**Required work:**
Copy, from the entries below, each line where the word "falscher" can be found.

**Data supplied:**
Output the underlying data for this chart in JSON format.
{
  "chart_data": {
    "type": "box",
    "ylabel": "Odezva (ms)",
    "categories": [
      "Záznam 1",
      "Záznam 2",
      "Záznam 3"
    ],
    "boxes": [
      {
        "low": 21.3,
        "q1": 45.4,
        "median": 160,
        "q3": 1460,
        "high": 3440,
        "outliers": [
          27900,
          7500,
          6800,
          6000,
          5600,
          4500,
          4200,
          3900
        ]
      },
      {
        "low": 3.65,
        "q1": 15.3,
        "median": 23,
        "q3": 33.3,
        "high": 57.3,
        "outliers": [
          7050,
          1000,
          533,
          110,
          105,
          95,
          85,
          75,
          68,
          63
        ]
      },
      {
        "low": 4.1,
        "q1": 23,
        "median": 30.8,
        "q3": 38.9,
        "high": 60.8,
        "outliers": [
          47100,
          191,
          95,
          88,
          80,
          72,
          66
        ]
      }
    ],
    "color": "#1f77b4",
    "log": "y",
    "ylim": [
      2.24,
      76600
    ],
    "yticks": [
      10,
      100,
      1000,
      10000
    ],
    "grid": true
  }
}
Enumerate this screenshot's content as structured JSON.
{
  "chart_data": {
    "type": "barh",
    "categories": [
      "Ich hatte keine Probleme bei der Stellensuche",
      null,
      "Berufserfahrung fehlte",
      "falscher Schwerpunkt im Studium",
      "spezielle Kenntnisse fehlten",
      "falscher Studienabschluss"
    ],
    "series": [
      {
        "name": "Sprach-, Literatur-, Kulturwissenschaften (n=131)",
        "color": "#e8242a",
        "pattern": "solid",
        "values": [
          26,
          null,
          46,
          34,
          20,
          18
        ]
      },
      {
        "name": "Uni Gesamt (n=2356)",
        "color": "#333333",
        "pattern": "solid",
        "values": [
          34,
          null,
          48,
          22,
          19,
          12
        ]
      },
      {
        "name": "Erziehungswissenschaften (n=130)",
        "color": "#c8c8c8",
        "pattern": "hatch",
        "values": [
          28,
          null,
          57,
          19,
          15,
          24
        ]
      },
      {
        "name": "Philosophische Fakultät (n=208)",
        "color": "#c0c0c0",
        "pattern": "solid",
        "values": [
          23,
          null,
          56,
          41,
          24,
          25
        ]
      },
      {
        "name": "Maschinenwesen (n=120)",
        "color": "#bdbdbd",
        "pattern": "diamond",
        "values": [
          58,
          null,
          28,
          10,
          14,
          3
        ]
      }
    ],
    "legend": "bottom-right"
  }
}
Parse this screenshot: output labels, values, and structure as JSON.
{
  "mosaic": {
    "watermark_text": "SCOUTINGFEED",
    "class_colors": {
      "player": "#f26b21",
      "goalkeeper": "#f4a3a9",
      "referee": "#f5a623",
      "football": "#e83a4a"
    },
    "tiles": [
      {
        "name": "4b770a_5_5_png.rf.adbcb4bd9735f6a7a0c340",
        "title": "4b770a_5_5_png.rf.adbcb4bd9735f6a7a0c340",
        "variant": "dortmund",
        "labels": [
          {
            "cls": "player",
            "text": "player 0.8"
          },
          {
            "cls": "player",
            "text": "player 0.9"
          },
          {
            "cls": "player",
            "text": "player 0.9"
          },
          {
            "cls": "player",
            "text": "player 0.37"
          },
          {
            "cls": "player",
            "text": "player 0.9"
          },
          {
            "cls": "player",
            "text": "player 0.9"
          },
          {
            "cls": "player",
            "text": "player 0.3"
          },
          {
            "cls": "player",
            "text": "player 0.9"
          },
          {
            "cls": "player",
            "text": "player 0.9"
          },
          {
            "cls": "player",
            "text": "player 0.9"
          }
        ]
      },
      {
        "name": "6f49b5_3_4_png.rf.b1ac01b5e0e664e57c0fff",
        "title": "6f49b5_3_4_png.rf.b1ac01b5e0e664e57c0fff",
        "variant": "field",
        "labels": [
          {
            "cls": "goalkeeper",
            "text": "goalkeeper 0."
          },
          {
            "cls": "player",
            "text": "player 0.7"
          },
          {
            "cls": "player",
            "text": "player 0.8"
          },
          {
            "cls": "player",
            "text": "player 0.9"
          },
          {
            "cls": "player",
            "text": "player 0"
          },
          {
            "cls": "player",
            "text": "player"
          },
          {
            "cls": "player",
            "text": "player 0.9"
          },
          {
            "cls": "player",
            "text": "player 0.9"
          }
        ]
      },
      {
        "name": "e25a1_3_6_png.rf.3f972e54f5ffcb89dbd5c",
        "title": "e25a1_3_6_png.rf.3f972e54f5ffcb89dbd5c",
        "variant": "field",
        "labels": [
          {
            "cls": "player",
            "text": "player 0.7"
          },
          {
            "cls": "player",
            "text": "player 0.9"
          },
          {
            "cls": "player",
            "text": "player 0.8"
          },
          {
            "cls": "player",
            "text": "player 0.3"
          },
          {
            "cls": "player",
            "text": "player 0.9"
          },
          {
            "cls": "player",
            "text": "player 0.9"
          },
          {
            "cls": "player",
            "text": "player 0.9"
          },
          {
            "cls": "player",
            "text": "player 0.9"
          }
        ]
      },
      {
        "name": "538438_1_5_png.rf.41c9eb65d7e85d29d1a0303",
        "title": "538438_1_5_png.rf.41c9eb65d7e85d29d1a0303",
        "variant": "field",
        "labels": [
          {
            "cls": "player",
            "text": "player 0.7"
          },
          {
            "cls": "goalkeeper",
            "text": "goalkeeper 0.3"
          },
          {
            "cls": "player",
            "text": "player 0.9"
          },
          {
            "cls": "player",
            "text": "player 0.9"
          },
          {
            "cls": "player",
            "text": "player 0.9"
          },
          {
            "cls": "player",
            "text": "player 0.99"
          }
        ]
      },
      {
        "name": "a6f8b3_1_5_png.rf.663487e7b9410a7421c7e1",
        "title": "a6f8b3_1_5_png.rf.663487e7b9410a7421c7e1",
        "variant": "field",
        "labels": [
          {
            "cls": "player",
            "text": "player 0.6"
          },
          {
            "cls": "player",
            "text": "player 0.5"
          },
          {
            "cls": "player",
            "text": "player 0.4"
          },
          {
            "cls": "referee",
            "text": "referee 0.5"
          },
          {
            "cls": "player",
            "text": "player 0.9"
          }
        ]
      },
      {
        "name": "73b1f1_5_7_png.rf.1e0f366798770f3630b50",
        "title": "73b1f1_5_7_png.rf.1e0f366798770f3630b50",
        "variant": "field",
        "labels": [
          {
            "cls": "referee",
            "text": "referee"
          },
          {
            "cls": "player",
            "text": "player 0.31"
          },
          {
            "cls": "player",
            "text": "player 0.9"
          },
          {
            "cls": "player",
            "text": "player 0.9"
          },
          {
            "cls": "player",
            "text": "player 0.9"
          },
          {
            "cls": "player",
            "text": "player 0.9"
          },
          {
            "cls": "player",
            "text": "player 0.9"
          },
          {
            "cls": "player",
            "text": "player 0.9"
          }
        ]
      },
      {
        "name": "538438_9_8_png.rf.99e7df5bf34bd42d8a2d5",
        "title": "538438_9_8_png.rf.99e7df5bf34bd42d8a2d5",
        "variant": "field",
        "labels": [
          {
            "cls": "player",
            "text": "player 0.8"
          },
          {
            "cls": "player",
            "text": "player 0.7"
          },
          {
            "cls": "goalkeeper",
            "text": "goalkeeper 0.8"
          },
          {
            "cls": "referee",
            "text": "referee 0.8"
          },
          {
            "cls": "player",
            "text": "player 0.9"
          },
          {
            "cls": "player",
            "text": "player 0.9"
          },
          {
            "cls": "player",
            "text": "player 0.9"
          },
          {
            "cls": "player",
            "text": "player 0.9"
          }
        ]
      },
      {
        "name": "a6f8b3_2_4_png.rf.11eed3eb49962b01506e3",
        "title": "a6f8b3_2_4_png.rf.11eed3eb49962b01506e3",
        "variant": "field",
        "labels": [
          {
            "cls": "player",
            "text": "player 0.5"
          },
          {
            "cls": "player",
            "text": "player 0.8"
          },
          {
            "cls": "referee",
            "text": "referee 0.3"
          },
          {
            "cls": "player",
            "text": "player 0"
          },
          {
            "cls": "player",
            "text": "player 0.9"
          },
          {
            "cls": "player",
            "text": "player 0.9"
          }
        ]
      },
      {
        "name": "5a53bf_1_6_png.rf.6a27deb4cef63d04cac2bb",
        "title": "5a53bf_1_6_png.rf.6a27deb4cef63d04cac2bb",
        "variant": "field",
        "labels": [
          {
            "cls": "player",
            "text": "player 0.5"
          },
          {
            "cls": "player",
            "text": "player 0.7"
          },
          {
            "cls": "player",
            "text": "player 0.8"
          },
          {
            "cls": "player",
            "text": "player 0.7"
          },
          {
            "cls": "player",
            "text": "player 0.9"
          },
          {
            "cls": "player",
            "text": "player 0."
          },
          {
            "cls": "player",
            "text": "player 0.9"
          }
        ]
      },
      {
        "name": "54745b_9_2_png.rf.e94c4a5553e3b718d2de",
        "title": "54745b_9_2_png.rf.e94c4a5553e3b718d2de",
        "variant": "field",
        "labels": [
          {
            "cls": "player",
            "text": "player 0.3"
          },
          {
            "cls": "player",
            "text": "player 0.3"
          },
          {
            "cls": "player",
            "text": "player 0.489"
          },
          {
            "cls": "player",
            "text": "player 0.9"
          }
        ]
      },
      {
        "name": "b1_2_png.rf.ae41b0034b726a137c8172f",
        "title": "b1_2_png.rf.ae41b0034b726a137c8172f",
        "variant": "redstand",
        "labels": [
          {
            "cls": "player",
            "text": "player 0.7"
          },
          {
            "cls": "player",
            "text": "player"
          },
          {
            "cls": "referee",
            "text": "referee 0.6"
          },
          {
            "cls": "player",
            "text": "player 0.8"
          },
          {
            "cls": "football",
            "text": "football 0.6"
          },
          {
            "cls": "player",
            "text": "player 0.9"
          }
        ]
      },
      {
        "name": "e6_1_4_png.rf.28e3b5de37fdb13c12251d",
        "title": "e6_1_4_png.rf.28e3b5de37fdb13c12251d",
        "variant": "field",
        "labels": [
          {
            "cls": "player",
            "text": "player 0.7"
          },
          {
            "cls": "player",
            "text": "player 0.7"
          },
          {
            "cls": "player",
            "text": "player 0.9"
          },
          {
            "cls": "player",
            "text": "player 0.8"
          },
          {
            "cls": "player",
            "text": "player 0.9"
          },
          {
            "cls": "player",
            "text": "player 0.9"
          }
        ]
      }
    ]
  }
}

**Task answer:**
      "falscher Schwerpunkt im Studium",
      "falscher Studienabschluss"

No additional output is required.